-- Start --
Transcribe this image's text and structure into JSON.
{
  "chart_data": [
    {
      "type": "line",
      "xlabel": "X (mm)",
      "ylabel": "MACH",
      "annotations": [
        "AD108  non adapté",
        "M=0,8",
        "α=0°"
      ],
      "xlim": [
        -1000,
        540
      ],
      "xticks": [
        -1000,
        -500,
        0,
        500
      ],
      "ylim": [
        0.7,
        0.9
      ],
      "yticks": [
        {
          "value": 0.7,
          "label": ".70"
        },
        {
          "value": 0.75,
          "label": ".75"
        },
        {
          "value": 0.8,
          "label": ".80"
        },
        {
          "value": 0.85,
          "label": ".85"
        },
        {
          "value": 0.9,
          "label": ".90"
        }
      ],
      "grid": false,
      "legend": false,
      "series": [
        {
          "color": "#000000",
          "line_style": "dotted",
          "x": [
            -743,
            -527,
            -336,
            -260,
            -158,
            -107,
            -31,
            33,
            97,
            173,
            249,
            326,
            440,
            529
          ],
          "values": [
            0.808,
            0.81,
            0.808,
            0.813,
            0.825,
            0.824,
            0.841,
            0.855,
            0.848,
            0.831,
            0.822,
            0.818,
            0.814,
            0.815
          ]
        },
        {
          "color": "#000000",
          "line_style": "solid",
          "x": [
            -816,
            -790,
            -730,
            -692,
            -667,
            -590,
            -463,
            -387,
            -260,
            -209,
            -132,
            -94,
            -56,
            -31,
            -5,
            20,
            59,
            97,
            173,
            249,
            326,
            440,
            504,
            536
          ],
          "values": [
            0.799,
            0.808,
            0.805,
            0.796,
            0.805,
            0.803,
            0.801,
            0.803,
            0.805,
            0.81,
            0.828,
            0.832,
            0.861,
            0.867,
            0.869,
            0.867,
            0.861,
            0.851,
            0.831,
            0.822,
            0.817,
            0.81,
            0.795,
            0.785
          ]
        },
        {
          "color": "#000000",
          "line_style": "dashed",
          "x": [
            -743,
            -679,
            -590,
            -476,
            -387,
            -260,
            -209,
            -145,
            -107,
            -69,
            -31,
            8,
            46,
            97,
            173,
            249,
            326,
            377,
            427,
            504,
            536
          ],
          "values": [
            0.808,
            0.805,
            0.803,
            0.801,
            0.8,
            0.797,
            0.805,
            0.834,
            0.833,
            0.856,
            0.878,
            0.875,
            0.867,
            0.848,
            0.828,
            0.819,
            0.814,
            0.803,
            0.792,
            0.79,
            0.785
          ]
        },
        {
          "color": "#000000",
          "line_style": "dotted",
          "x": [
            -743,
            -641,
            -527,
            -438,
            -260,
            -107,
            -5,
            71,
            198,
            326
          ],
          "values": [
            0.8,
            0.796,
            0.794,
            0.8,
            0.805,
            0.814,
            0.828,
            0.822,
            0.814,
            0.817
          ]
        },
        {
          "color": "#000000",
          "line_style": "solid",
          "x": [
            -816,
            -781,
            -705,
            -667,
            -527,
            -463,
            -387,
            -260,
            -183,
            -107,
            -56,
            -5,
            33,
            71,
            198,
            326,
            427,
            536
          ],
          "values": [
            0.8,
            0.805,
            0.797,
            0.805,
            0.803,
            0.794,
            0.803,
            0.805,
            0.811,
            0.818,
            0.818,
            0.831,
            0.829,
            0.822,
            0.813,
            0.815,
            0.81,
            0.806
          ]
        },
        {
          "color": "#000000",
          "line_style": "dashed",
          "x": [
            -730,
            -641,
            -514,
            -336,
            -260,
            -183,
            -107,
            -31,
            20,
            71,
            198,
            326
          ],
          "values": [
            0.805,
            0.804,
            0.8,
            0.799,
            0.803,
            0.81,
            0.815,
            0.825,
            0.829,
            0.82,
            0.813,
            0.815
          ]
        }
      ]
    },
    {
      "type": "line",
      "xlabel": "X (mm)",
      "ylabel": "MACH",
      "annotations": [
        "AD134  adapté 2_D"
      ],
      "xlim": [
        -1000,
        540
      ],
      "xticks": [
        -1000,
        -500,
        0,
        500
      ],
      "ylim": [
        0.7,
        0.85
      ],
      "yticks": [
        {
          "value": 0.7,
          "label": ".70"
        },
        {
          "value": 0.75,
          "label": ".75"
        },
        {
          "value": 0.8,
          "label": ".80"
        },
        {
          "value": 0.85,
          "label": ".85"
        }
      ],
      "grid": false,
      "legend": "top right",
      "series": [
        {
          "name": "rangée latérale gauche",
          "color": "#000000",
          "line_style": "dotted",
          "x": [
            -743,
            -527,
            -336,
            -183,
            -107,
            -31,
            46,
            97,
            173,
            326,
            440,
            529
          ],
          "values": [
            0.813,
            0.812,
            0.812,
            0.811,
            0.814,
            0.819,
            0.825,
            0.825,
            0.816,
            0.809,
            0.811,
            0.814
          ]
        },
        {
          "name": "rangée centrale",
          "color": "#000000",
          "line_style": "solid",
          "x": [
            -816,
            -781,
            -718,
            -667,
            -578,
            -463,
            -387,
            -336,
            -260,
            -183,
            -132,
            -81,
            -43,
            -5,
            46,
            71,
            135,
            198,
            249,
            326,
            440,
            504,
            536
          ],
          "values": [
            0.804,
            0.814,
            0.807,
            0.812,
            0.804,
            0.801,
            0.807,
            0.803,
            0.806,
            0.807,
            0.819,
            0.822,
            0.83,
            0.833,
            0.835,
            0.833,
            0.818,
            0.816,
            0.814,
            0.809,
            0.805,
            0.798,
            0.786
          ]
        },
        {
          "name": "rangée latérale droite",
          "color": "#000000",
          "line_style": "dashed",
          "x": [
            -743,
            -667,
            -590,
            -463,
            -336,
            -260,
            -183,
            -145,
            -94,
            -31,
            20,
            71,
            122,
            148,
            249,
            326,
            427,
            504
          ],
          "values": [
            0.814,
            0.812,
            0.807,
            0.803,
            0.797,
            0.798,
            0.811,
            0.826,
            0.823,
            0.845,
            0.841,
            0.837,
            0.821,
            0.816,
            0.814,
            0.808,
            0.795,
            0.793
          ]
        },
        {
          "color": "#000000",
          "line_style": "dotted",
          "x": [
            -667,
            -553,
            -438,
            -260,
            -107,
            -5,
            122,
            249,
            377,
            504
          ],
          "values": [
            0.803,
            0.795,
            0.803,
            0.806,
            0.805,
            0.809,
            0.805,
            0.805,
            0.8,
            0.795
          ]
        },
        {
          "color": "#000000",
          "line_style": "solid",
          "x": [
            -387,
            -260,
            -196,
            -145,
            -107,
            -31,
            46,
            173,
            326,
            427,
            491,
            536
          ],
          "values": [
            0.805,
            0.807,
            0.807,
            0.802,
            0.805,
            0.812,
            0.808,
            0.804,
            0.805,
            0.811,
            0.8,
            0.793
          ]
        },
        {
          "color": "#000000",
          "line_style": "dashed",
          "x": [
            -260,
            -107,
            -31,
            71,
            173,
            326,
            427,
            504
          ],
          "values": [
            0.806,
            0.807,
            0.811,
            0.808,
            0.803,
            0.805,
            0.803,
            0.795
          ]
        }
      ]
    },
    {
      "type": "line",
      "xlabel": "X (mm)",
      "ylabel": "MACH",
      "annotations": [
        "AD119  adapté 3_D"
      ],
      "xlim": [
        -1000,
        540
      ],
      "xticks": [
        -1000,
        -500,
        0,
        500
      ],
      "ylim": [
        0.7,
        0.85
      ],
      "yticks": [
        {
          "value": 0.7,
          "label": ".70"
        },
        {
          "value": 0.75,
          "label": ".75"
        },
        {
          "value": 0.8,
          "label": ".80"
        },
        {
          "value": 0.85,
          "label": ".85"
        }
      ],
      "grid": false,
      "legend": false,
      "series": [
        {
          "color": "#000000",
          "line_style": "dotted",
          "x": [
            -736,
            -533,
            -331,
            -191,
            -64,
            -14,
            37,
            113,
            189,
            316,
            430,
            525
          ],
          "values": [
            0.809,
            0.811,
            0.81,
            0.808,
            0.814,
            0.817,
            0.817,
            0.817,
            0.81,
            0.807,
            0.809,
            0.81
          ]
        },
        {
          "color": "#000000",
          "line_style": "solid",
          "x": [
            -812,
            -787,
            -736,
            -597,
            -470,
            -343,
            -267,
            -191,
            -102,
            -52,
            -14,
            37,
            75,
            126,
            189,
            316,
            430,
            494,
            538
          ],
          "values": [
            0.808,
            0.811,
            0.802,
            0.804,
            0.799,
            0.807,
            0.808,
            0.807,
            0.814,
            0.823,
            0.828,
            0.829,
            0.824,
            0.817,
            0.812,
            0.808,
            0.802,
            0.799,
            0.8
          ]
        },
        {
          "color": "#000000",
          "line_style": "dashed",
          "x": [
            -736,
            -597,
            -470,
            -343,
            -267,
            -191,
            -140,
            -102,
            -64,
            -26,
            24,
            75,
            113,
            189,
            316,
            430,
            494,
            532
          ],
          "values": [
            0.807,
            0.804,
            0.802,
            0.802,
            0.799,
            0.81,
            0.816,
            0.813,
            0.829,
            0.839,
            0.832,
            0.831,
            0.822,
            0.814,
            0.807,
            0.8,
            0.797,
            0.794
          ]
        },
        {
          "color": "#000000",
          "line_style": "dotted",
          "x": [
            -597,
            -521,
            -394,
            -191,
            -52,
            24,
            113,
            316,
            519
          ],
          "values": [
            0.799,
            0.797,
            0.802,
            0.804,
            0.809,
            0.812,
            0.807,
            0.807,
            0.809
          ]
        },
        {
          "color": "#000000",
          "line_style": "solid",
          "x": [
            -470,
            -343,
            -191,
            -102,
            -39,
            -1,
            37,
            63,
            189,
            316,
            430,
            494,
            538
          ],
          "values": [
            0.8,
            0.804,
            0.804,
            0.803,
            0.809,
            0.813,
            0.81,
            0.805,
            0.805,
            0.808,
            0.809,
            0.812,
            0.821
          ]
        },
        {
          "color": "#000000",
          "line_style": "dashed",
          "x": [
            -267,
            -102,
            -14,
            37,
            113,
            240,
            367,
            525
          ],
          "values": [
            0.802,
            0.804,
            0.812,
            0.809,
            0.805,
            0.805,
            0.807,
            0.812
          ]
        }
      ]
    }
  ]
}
-- End --
## Work to do:
State how many lines of the listing above include the word "rangée". Give nothing but the number.

## Solution to this task:
3